═══ Excerpted records ═══

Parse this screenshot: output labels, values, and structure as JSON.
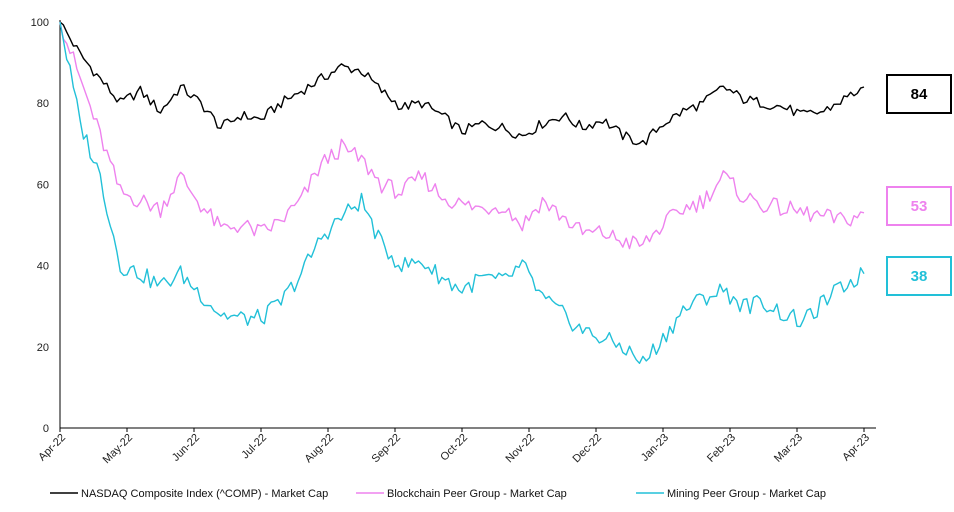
{
  "chart_data": {
    "type": "line",
    "ylim": [
      0,
      100
    ],
    "y_ticks": [
      "0",
      "20",
      "40",
      "60",
      "80",
      "100"
    ],
    "x_ticks": [
      "Apr-22",
      "May-22",
      "Jun-22",
      "Jul-22",
      "Aug-22",
      "Sep-22",
      "Oct-22",
      "Nov-22",
      "Dec-22",
      "Jan-23",
      "Feb-23",
      "Mar-23",
      "Apr-23"
    ],
    "grid": false,
    "legend_position": "bottom",
    "series": [
      {
        "name": "NASDAQ Composite Index (^COMP) - Market Cap",
        "color": "#000000",
        "end_label": "84",
        "values": [
          100,
          92,
          86,
          80,
          83,
          78,
          84,
          80,
          74,
          77,
          76,
          80,
          83,
          86,
          89,
          88,
          83,
          79,
          80,
          77,
          73,
          75,
          74,
          72,
          75,
          77,
          74,
          76,
          72,
          70,
          75,
          78,
          80,
          84,
          81,
          80,
          79,
          77,
          78,
          81,
          84
        ]
      },
      {
        "name": "Blockchain Peer Group - Market Cap",
        "color": "#ee82ee",
        "end_label": "53",
        "values": [
          100,
          86,
          72,
          58,
          56,
          54,
          62,
          55,
          49,
          50,
          48,
          51,
          56,
          65,
          69,
          66,
          60,
          58,
          62,
          57,
          55,
          54,
          55,
          50,
          56,
          52,
          48,
          48,
          46,
          45,
          50,
          54,
          56,
          62,
          57,
          55,
          54,
          53,
          52,
          51,
          53
        ]
      },
      {
        "name": "Mining Peer Group - Market Cap",
        "color": "#22c0d8",
        "end_label": "38",
        "values": [
          100,
          75,
          62,
          40,
          38,
          35,
          38,
          33,
          28,
          27,
          27,
          31,
          38,
          47,
          52,
          56,
          45,
          40,
          41,
          37,
          34,
          37,
          36,
          40,
          32,
          28,
          24,
          22,
          20,
          16,
          22,
          29,
          32,
          34,
          30,
          31,
          28,
          26,
          31,
          35,
          38
        ]
      }
    ]
  }
}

═══

What is needed: Reproduce the material in full, word for word, and omit the pictures.

Worked solution:
Parse this screenshot: output labels, values, and structure as JSON.
{
  "chart_data": {
    "type": "line",
    "ylim": [
      0,
      100
    ],
    "y_ticks": [
      "0",
      "20",
      "40",
      "60",
      "80",
      "100"
    ],
    "x_ticks": [
      "Apr-22",
      "May-22",
      "Jun-22",
      "Jul-22",
      "Aug-22",
      "Sep-22",
      "Oct-22",
      "Nov-22",
      "Dec-22",
      "Jan-23",
      "Feb-23",
      "Mar-23",
      "Apr-23"
    ],
    "grid": false,
    "legend_position": "bottom",
    "series": [
      {
        "name": "NASDAQ Composite Index (^COMP) - Market Cap",
        "color": "#000000",
        "end_label": "84",
        "values": [
          100,
          92,
          86,
          80,
          83,
          78,
          84,
          80,
          74,
          77,
          76,
          80,
          83,
          86,
          89,
          88,
          83,
          79,
          80,
          77,
          73,
          75,
          74,
          72,
          75,
          77,
          74,
          76,
          72,
          70,
          75,
          78,
          80,
          84,
          81,
          80,
          79,
          77,
          78,
          81,
          84
        ]
      },
      {
        "name": "Blockchain Peer Group - Market Cap",
        "color": "#ee82ee",
        "end_label": "53",
        "values": [
          100,
          86,
          72,
          58,
          56,
          54,
          62,
          55,
          49,
          50,
          48,
          51,
          56,
          65,
          69,
          66,
          60,
          58,
          62,
          57,
          55,
          54,
          55,
          50,
          56,
          52,
          48,
          48,
          46,
          45,
          50,
          54,
          56,
          62,
          57,
          55,
          54,
          53,
          52,
          51,
          53
        ]
      },
      {
        "name": "Mining Peer Group - Market Cap",
        "color": "#22c0d8",
        "end_label": "38",
        "values": [
          100,
          75,
          62,
          40,
          38,
          35,
          38,
          33,
          28,
          27,
          27,
          31,
          38,
          47,
          52,
          56,
          45,
          40,
          41,
          37,
          34,
          37,
          36,
          40,
          32,
          28,
          24,
          22,
          20,
          16,
          22,
          29,
          32,
          34,
          30,
          31,
          28,
          26,
          31,
          35,
          38
        ]
      }
    ]
  }
}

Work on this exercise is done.